[Stored data]

※

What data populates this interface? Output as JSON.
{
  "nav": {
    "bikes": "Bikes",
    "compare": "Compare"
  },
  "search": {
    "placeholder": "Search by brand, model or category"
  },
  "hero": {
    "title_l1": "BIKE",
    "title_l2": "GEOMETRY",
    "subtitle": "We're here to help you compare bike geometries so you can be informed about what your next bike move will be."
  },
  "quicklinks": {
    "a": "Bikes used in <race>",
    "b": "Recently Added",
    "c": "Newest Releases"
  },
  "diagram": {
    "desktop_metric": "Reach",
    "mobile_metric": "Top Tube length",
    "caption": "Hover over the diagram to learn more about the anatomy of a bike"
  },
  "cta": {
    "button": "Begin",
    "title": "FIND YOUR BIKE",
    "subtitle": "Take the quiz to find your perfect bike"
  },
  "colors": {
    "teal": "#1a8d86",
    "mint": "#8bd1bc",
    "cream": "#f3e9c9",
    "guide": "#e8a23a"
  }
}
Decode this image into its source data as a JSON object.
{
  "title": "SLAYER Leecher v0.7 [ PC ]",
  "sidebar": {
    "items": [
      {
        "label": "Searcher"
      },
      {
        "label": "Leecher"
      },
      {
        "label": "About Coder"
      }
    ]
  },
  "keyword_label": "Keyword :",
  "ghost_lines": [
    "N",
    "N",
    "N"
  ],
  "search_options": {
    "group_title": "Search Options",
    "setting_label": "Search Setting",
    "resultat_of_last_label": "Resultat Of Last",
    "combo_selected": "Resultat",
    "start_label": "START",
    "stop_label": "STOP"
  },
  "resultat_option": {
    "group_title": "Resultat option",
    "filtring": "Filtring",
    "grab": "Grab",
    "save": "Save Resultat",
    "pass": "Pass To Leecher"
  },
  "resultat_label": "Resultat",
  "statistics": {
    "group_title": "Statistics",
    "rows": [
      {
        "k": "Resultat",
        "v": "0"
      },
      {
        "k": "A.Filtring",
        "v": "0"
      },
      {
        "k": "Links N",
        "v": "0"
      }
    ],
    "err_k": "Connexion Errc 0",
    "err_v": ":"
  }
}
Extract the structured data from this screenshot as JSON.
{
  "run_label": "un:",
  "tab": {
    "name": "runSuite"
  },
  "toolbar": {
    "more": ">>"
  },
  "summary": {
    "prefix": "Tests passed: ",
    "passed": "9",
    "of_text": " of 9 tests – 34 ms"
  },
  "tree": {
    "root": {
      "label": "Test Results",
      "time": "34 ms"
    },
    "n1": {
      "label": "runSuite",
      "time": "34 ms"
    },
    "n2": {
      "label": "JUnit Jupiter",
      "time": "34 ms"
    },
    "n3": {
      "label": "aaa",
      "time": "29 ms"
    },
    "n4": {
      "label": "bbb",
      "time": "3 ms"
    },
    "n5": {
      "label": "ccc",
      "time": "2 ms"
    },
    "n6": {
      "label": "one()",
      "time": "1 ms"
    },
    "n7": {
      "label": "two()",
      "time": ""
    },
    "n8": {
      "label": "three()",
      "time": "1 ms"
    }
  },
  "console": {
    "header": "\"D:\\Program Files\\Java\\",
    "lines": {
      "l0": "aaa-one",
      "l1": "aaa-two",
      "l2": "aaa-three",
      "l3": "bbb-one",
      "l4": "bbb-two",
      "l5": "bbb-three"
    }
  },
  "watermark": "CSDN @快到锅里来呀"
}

※

▸ **Requirement**
Find and copy every line in the entries above where the string "diagram" occurs.

▸ **Output for this exercise**
  "diagram": {
    "caption": "Hover over the diagram to learn more about the anatomy of a bike"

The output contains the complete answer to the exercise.